| Data shown |
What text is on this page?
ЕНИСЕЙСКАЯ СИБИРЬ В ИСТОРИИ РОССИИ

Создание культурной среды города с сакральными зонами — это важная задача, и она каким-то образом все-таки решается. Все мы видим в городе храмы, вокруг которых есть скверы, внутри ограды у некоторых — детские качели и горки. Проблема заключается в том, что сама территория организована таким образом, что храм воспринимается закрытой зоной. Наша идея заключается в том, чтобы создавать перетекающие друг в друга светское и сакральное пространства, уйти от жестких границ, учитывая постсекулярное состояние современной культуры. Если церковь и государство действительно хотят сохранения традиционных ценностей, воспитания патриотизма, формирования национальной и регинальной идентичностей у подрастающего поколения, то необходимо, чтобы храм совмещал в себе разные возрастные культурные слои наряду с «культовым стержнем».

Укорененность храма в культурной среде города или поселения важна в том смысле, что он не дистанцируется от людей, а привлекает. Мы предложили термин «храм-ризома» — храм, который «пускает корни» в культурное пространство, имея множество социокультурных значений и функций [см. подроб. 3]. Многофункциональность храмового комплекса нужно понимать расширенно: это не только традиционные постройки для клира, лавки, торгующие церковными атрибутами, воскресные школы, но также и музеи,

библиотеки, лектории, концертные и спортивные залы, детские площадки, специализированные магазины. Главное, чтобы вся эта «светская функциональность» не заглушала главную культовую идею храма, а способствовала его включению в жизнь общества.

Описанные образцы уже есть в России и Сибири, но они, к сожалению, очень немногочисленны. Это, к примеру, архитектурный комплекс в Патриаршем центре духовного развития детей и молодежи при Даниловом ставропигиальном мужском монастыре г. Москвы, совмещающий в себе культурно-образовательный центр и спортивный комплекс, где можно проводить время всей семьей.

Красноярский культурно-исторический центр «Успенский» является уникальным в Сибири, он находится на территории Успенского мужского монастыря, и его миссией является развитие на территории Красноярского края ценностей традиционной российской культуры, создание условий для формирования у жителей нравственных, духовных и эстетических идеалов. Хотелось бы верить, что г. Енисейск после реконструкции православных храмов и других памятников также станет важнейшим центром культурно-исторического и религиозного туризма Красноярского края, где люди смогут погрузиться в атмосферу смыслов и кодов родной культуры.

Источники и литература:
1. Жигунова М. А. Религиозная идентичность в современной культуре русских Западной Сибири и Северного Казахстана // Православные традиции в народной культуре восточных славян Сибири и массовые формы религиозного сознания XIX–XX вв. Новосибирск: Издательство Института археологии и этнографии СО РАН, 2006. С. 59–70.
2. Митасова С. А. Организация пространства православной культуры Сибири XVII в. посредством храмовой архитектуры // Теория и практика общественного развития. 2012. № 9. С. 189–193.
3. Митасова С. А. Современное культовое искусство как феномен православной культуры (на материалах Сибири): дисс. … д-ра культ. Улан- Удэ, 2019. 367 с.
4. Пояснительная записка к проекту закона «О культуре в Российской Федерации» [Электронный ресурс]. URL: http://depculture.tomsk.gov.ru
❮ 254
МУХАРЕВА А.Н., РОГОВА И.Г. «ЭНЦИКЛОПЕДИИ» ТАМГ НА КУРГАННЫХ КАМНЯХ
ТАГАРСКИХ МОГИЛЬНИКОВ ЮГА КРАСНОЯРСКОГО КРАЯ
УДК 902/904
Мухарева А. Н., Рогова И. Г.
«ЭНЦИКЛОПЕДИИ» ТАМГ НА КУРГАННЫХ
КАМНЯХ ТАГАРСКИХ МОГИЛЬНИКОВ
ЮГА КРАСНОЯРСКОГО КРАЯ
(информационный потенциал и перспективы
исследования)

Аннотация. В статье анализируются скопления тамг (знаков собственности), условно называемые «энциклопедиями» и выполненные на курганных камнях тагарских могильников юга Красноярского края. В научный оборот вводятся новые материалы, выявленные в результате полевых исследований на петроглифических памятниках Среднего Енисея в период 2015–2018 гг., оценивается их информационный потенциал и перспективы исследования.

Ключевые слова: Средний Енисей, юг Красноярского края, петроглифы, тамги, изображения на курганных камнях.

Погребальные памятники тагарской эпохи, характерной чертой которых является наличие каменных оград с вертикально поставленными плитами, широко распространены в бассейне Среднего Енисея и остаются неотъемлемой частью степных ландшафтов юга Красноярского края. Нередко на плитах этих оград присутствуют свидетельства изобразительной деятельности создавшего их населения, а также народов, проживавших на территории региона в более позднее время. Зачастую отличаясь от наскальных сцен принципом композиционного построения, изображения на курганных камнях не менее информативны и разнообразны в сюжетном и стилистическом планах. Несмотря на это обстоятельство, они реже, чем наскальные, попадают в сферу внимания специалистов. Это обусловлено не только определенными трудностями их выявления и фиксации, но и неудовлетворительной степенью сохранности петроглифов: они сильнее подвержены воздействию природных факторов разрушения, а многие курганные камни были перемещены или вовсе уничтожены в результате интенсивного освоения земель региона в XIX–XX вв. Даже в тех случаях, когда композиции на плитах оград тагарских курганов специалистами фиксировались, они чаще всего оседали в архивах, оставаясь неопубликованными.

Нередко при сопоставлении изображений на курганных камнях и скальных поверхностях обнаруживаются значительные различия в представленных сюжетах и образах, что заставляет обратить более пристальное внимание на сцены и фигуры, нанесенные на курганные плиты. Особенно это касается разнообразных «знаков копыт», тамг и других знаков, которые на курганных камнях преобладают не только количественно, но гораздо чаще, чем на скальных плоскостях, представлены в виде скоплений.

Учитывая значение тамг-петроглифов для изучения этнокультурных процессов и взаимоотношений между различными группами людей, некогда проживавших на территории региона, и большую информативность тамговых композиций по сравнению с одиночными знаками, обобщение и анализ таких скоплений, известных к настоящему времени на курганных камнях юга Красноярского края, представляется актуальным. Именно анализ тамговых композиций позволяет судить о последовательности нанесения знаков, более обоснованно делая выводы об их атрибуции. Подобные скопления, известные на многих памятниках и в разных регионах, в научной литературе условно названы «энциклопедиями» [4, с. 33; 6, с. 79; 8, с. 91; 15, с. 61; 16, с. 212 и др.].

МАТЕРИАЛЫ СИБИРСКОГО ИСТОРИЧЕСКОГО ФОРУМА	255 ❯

| Set problem |
Print out all the entries precisely as written.

| Task result |
What text is on this page?
ЕНИСЕЙСКАЯ СИБИРЬ В ИСТОРИИ РОССИИ

Создание культурной среды города с сакральными зонами — это важная задача, и она каким-то образом все-таки решается. Все мы видим в городе храмы, вокруг которых есть скверы, внутри ограды у некоторых — детские качели и горки. Проблема заключается в том, что сама территория организована таким образом, что храм воспринимается закрытой зоной. Наша идея заключается в том, чтобы создавать перетекающие друг в друга светское и сакральное пространства, уйти от жестких границ, учитывая постсекулярное состояние современной культуры. Если церковь и государство действительно хотят сохранения традиционных ценностей, воспитания патриотизма, формирования национальной и регинальной идентичностей у подрастающего поколения, то необходимо, чтобы храм совмещал в себе разные возрастные культурные слои наряду с «культовым стержнем».

Укорененность храма в культурной среде города или поселения важна в том смысле, что он не дистанцируется от людей, а привлекает. Мы предложили термин «храм-ризома» — храм, который «пускает корни» в культурное пространство, имея множество социокультурных значений и функций [см. подроб. 3]. Многофункциональность храмового комплекса нужно понимать расширенно: это не только традиционные постройки для клира, лавки, торгующие церковными атрибутами, воскресные школы, но также и музеи,

библиотеки, лектории, концертные и спортивные залы, детские площадки, специализированные магазины. Главное, чтобы вся эта «светская функциональность» не заглушала главную культовую идею храма, а способствовала его включению в жизнь общества.

Описанные образцы уже есть в России и Сибири, но они, к сожалению, очень немногочисленны. Это, к примеру, архитектурный комплекс в Патриаршем центре духовного развития детей и молодежи при Даниловом ставропигиальном мужском монастыре г. Москвы, совмещающий в себе культурно-образовательный центр и спортивный комплекс, где можно проводить время всей семьей.

Красноярский культурно-исторический центр «Успенский» является уникальным в Сибири, он находится на территории Успенского мужского монастыря, и его миссией является развитие на территории Красноярского края ценностей традиционной российской культуры, создание условий для формирования у жителей нравственных, духовных и эстетических идеалов. Хотелось бы верить, что г. Енисейск после реконструкции православных храмов и других памятников также станет важнейшим центром культурно-исторического и религиозного туризма Красноярского края, где люди смогут погрузиться в атмосферу смыслов и кодов родной культуры.

Источники и литература:
1. Жигунова М. А. Религиозная идентичность в современной культуре русских Западной Сибири и Северного Казахстана // Православные традиции в народной культуре восточных славян Сибири и массовые формы религиозного сознания XIX–XX вв. Новосибирск: Издательство Института археологии и этнографии СО РАН, 2006. С. 59–70.
2. Митасова С. А. Организация пространства православной культуры Сибири XVII в. посредством храмовой архитектуры // Теория и практика общественного развития. 2012. № 9. С. 189–193.
3. Митасова С. А. Современное культовое искусство как феномен православной культуры (на материалах Сибири): дисс. … д-ра культ. Улан- Удэ, 2019. 367 с.
4. Пояснительная записка к проекту закона «О культуре в Российской Федерации» [Электронный ресурс]. URL: http://depculture.tomsk.gov.ru
❮ 254
МУХАРЕВА А.Н., РОГОВА И.Г. «ЭНЦИКЛОПЕДИИ» ТАМГ НА КУРГАННЫХ КАМНЯХ
ТАГАРСКИХ МОГИЛЬНИКОВ ЮГА КРАСНОЯРСКОГО КРАЯ
УДК 902/904
Мухарева А. Н., Рогова И. Г.
«ЭНЦИКЛОПЕДИИ» ТАМГ НА КУРГАННЫХ
КАМНЯХ ТАГАРСКИХ МОГИЛЬНИКОВ
ЮГА КРАСНОЯРСКОГО КРАЯ
(информационный потенциал и перспективы
исследования)

Аннотация. В статье анализируются скопления тамг (знаков собственности), условно называемые «энциклопедиями» и выполненные на курганных камнях тагарских могильников юга Красноярского края. В научный оборот вводятся новые материалы, выявленные в результате полевых исследований на петроглифических памятниках Среднего Енисея в период 2015–2018 гг., оценивается их информационный потенциал и перспективы исследования.

Ключевые слова: Средний Енисей, юг Красноярского края, петроглифы, тамги, изображения на курганных камнях.

Погребальные памятники тагарской эпохи, характерной чертой которых является наличие каменных оград с вертикально поставленными плитами, широко распространены в бассейне Среднего Енисея и остаются неотъемлемой частью степных ландшафтов юга Красноярского края. Нередко на плитах этих оград присутствуют свидетельства изобразительной деятельности создавшего их населения, а также народов, проживавших на территории региона в более позднее время. Зачастую отличаясь от наскальных сцен принципом композиционного построения, изображения на курганных камнях не менее информативны и разнообразны в сюжетном и стилистическом планах. Несмотря на это обстоятельство, они реже, чем наскальные, попадают в сферу внимания специалистов. Это обусловлено не только определенными трудностями их выявления и фиксации, но и неудовлетворительной степенью сохранности петроглифов: они сильнее подвержены воздействию природных факторов разрушения, а многие курганные камни были перемещены или вовсе уничтожены в результате интенсивного освоения земель региона в XIX–XX вв. Даже в тех случаях, когда композиции на плитах оград тагарских курганов специалистами фиксировались, они чаще всего оседали в архивах, оставаясь неопубликованными.

Нередко при сопоставлении изображений на курганных камнях и скальных поверхностях обнаруживаются значительные различия в представленных сюжетах и образах, что заставляет обратить более пристальное внимание на сцены и фигуры, нанесенные на курганные плиты. Особенно это касается разнообразных «знаков копыт», тамг и других знаков, которые на курганных камнях преобладают не только количественно, но гораздо чаще, чем на скальных плоскостях, представлены в виде скоплений.

Учитывая значение тамг-петроглифов для изучения этнокультурных процессов и взаимоотношений между различными группами людей, некогда проживавших на территории региона, и большую информативность тамговых композиций по сравнению с одиночными знаками, обобщение и анализ таких скоплений, известных к настоящему времени на курганных камнях юга Красноярского края, представляется актуальным. Именно анализ тамговых композиций позволяет судить о последовательности нанесения знаков, более обоснованно делая выводы об их атрибуции. Подобные скопления, известные на многих памятниках и в разных регионах, в научной литературе условно названы «энциклопедиями» [4, с. 33; 6, с. 79; 8, с. 91; 15, с. 61; 16, с. 212 и др.].

МАТЕРИАЛЫ СИБИРСКОГО ИСТОРИЧЕСКОГО ФОРУМА	255 ❯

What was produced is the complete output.